[Data extracted from a collection]

◆ ◆ ◆ ◆

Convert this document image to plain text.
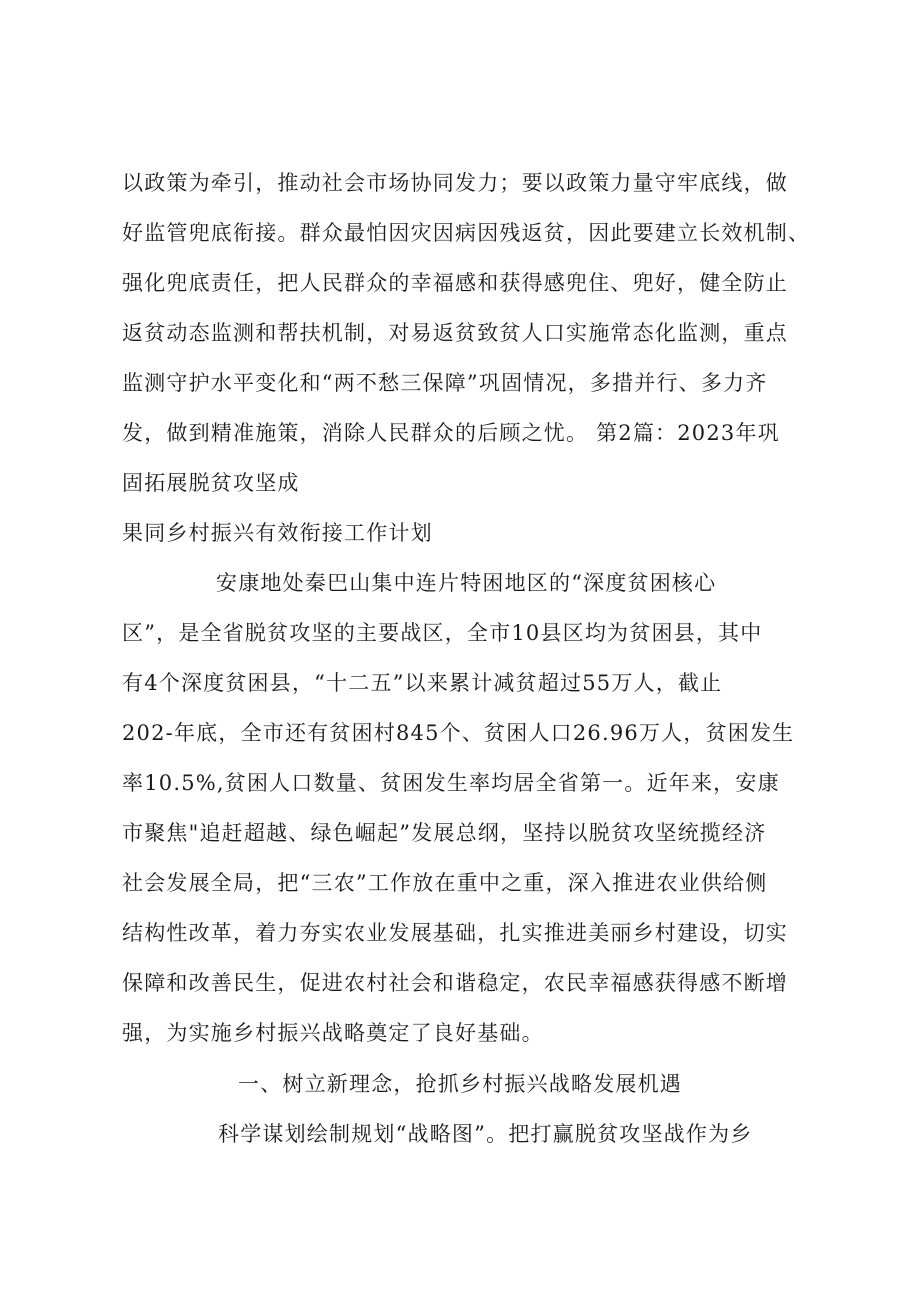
以政策为牵引，推动社会市场协同发力；要以政策力量守牢底线，做
好监管兜底衔接。群众最怕因灾因病因残返贫，因此要建立长效机制、
强化兜底责任，把人民群众的幸福感和获得感兜住、兜好，健全防止
返贫动态监测和帮扶机制，对易返贫致贫人口实施常态化监测，重点
监测守护水平变化和“两不愁三保障”巩固情况，多措并行、多力齐
发，做到精准施策，消除人民群众的后顾之忧。 第2篇：2023年巩
固拓展脱贫攻坚成
果同乡村振兴有效衔接工作计划
安康地处秦巴山集中连片特困地区的“深度贫困核心
区”，是全省脱贫攻坚的主要战区，全市10县区均为贫困县，其中
有4个深度贫困县，“十二五”以来累计减贫超过55万人，截止
202-年底，全市还有贫困村845个、贫困人口26.96万人，贫困发生
率10.5%,贫困人口数量、贫困发生率均居全省第一。近年来，安康
市聚焦"追赶超越、绿色崛起”发展总纲，坚持以脱贫攻坚统揽经济
社会发展全局，把“三农”工作放在重中之重，深入推进农业供给侧
结构性改革，着力夯实农业发展基础，扎实推进美丽乡村建设，切实
保障和改善民生，促进农村社会和谐稳定，农民幸福感获得感不断增
强，为实施乡村振兴战略奠定了良好基础。
一、树立新理念，抢抓乡村振兴战略发展机遇
科学谋划绘制规划“战略图”。把打赢脱贫攻坚战作为乡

◆ ◆ ◆ ◆

### REQUIRED TASK
None of the pictures should appear; repeat the records exactly otherwise.

### WORKED SOLUTION
Convert this document image to plain text.
以政策为牵引，推动社会市场协同发力；要以政策力量守牢底线，做
好监管兜底衔接。群众最怕因灾因病因残返贫，因此要建立长效机制、
强化兜底责任，把人民群众的幸福感和获得感兜住、兜好，健全防止
返贫动态监测和帮扶机制，对易返贫致贫人口实施常态化监测，重点
监测守护水平变化和“两不愁三保障”巩固情况，多措并行、多力齐
发，做到精准施策，消除人民群众的后顾之忧。 第2篇：2023年巩
固拓展脱贫攻坚成
果同乡村振兴有效衔接工作计划
安康地处秦巴山集中连片特困地区的“深度贫困核心
区”，是全省脱贫攻坚的主要战区，全市10县区均为贫困县，其中
有4个深度贫困县，“十二五”以来累计减贫超过55万人，截止
202-年底，全市还有贫困村845个、贫困人口26.96万人，贫困发生
率10.5%,贫困人口数量、贫困发生率均居全省第一。近年来，安康
市聚焦"追赶超越、绿色崛起”发展总纲，坚持以脱贫攻坚统揽经济
社会发展全局，把“三农”工作放在重中之重，深入推进农业供给侧
结构性改革，着力夯实农业发展基础，扎实推进美丽乡村建设，切实
保障和改善民生，促进农村社会和谐稳定，农民幸福感获得感不断增
强，为实施乡村振兴战略奠定了良好基础。
一、树立新理念，抢抓乡村振兴战略发展机遇
科学谋划绘制规划“战略图”。把打赢脱贫攻坚战作为乡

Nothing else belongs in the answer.